Return all lines from the listing below in which the string "مورد" occurs.

---- INPUT RECORDS

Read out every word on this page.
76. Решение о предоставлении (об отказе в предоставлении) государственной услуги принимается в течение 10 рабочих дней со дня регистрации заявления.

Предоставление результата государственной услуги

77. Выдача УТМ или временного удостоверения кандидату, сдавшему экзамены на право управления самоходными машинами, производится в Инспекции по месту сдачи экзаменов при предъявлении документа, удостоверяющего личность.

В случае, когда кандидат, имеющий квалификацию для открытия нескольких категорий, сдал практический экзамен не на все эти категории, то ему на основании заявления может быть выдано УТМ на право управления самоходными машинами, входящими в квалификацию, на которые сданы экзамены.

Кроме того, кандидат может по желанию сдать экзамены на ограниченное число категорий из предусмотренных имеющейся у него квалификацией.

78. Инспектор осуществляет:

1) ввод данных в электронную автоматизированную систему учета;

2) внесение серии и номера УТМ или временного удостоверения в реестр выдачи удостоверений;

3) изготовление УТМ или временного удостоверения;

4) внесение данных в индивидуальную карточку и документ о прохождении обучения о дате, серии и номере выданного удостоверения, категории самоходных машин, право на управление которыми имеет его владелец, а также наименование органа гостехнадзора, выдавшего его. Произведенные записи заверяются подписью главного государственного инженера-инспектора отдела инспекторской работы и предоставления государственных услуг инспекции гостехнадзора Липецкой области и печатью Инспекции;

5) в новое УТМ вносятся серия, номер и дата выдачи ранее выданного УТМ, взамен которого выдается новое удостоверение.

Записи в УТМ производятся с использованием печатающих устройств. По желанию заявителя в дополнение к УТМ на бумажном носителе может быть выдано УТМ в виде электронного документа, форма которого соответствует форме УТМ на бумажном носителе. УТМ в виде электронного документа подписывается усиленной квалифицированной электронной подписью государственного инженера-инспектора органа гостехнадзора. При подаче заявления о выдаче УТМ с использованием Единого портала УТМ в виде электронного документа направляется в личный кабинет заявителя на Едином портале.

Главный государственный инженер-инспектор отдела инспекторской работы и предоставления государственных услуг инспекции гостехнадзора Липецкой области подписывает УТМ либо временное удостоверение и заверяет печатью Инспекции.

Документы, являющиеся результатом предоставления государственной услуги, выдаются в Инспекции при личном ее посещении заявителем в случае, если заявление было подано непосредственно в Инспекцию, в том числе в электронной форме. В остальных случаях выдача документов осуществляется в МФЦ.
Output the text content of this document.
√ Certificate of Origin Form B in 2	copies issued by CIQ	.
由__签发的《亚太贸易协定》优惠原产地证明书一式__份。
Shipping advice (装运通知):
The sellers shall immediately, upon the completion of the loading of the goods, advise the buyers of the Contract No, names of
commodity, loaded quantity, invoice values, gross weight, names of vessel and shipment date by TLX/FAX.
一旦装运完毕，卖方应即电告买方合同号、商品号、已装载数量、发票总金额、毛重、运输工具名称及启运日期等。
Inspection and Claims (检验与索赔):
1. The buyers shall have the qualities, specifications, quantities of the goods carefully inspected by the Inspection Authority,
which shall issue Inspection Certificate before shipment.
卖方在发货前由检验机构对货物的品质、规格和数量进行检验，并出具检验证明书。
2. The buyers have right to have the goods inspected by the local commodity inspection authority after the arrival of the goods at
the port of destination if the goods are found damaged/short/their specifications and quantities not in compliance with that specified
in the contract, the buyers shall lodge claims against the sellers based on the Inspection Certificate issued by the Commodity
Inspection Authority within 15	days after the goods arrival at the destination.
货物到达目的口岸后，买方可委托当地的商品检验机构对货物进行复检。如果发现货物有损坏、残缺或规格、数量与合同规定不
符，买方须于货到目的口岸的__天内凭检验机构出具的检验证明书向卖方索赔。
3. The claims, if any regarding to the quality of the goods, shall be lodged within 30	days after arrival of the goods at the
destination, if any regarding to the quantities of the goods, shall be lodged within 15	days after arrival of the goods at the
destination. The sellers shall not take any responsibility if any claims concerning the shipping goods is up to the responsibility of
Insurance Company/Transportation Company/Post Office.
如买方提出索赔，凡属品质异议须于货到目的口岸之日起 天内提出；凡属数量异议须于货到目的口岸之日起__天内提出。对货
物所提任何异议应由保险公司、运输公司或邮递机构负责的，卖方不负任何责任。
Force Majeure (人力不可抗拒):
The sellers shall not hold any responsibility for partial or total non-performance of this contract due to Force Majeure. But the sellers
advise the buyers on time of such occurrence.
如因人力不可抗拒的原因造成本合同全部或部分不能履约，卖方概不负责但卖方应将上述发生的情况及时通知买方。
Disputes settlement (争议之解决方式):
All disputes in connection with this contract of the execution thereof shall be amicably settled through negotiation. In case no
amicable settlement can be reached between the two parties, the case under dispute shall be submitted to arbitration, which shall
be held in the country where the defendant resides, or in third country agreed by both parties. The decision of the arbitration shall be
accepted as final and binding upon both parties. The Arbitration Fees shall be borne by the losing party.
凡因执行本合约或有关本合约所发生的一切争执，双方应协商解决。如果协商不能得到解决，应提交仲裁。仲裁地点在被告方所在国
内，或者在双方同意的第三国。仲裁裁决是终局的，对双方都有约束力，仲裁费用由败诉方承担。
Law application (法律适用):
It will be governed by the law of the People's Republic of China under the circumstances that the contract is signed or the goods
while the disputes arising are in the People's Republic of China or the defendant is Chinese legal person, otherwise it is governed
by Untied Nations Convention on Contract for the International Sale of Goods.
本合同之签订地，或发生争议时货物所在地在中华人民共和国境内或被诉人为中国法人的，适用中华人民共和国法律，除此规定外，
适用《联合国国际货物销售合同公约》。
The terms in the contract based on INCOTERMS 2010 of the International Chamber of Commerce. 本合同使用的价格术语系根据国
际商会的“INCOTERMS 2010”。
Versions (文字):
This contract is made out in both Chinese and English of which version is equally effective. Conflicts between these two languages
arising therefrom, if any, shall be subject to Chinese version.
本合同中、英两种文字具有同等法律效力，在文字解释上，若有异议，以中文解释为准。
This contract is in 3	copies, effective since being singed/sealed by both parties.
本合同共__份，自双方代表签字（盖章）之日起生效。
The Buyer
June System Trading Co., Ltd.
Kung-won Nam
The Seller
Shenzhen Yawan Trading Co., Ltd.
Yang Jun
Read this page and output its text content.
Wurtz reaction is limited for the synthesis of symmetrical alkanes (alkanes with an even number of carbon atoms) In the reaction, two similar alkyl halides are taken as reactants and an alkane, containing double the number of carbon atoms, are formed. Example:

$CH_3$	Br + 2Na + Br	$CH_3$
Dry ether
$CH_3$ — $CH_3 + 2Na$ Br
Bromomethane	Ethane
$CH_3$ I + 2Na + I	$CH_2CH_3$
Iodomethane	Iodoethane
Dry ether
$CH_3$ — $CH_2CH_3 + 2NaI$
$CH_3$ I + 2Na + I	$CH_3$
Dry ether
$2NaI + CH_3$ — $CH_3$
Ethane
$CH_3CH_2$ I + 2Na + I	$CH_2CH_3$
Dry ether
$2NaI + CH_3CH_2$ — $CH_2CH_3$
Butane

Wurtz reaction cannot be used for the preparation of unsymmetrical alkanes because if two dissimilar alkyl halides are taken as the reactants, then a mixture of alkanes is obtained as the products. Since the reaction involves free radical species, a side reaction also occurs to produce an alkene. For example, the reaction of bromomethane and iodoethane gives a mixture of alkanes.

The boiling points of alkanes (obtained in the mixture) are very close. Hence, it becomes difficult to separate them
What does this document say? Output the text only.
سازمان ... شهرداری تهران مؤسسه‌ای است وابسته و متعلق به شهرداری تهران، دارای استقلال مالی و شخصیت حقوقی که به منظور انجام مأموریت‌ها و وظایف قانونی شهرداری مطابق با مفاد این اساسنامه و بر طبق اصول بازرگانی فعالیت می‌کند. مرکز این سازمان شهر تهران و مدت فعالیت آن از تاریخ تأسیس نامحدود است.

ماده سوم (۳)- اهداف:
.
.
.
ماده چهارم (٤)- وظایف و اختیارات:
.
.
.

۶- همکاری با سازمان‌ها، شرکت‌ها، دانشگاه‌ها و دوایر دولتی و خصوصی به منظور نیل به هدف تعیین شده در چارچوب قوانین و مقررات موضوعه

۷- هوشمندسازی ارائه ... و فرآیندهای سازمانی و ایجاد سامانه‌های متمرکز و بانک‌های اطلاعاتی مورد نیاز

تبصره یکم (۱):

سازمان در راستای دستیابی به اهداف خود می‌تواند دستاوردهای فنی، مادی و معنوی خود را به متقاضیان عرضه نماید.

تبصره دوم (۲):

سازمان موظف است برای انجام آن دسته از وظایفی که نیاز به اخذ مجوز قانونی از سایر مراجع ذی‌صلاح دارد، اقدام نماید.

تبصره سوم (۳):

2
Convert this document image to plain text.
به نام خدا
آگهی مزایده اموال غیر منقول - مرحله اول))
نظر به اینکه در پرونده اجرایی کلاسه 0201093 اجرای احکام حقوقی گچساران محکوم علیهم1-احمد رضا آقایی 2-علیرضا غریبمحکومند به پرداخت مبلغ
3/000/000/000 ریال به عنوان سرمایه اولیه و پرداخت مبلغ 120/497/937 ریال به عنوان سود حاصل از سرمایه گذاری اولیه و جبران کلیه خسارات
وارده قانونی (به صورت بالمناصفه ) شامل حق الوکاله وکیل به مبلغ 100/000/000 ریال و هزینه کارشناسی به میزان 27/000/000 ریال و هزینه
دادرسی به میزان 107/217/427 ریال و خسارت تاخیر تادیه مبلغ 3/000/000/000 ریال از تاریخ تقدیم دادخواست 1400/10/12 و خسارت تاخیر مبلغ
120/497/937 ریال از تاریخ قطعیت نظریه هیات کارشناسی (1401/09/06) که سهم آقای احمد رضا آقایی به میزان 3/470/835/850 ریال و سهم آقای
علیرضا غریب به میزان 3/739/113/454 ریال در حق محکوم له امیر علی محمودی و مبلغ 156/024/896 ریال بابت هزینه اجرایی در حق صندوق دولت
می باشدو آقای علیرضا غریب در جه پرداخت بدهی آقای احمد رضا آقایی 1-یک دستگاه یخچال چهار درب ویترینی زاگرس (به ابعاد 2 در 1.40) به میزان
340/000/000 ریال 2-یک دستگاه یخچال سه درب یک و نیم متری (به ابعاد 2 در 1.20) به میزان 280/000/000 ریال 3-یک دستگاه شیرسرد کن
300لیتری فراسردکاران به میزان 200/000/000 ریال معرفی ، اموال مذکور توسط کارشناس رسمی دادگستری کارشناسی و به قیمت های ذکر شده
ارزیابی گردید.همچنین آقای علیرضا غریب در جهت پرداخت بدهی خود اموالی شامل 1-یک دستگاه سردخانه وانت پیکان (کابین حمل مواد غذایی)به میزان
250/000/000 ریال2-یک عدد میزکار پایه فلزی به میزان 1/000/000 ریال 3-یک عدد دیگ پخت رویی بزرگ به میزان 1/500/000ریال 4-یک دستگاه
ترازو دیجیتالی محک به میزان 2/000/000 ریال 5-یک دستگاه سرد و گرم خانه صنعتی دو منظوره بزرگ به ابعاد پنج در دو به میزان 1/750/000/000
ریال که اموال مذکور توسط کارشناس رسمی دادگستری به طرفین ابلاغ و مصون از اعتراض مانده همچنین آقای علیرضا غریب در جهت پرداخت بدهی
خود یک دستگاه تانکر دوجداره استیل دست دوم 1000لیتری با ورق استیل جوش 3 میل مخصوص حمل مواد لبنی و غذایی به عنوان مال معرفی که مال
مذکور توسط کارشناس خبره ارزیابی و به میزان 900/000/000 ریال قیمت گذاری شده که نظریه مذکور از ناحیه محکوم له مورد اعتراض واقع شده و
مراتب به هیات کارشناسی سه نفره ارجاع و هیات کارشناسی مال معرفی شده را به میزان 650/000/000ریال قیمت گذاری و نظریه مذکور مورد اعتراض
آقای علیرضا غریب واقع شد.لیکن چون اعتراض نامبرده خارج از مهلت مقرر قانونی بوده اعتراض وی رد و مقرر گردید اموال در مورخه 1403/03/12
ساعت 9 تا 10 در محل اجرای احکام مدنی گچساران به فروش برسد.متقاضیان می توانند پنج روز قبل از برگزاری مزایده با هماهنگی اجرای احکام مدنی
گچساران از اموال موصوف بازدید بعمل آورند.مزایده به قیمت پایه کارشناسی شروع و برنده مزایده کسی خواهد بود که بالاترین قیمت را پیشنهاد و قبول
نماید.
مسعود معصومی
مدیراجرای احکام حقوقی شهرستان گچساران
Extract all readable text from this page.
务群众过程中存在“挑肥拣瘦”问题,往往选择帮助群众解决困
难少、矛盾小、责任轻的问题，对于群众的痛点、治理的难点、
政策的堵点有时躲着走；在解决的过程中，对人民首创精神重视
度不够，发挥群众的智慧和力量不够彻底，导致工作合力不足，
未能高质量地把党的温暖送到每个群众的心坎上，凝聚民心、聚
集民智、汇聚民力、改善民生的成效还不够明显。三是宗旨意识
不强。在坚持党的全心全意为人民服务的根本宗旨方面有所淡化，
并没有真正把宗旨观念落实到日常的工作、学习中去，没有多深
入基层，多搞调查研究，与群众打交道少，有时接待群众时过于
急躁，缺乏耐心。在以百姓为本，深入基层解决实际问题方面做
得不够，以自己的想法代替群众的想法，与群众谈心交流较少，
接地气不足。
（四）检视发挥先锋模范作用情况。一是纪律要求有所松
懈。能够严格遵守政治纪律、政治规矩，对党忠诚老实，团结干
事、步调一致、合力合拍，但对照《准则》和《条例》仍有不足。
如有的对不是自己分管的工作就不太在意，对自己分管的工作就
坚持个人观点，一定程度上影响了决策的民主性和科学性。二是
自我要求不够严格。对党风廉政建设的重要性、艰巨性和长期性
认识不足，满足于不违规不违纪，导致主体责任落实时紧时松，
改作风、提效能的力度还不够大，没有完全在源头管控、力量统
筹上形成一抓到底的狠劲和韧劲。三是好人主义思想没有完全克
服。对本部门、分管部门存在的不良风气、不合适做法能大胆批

--------

IN RESPONSE -
۷- هوشمندسازی ارائه ... و فرآیندهای سازمانی و ایجاد سامانه‌های متمرکز و بانک‌های اطلاعاتی مورد نیاز
مذکور توسط کارشناس خبره ارزیابی و به میزان 900/000/000 ریال قیمت گذاری شده که نظریه مذکور از ناحیه محکوم له مورد اعتراض واقع شده و
مراتب به هیات کارشناسی سه نفره ارجاع و هیات کارشناسی مال معرفی شده را به میزان 650/000/000ریال قیمت گذاری و نظریه مذکور مورد اعتراض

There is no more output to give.